SUPPLIED DATA:
┌────────
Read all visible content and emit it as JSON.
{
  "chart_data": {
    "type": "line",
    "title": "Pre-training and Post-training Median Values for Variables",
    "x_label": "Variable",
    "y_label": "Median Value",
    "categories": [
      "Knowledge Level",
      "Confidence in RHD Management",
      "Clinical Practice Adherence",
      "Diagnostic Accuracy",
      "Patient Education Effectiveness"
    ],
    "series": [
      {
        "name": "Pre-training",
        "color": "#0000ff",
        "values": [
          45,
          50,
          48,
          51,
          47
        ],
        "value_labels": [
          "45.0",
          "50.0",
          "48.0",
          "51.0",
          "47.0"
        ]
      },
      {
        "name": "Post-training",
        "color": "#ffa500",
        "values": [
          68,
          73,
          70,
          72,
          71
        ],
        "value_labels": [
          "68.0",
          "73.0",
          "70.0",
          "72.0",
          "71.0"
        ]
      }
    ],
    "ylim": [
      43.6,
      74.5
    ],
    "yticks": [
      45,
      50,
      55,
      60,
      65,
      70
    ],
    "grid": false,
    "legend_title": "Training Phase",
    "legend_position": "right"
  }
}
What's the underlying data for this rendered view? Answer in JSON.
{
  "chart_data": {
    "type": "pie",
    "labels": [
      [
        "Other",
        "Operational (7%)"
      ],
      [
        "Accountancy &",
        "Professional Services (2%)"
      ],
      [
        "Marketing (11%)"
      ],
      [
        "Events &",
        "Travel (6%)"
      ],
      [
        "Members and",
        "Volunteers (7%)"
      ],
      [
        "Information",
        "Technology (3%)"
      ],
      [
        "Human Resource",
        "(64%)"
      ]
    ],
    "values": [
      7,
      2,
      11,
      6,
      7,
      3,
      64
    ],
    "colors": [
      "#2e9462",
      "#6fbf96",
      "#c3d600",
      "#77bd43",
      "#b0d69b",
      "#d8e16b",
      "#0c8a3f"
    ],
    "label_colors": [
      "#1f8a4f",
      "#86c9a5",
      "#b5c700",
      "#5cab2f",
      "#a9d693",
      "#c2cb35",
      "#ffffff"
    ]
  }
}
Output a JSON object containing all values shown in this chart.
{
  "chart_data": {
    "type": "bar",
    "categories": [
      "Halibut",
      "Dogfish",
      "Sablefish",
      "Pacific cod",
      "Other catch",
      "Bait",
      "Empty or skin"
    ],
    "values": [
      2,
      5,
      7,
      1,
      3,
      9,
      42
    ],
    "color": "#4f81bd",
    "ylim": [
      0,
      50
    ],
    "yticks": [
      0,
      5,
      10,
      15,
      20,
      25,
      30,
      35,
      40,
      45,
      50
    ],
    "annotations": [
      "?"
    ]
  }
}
└────────
PROBLEM REQUIREMENTS: Reproduce exactly the lines from the one with "Output a JSON" through the end of the entries above, both ends included.

FINISHED TASK:
Output a JSON object containing all values shown in this chart.
{
  "chart_data": {
    "type": "bar",
    "categories": [
      "Halibut",
      "Dogfish",
      "Sablefish",
      "Pacific cod",
      "Other catch",
      "Bait",
      "Empty or skin"
    ],
    "values": [
      2,
      5,
      7,
      1,
      3,
      9,
      42
    ],
    "color": "#4f81bd",
    "ylim": [
      0,
      50
    ],
    "yticks": [
      0,
      5,
      10,
      15,
      20,
      25,
      30,
      35,
      40,
      45,
      50
    ],
    "annotations": [
      "?"
    ]
  }
}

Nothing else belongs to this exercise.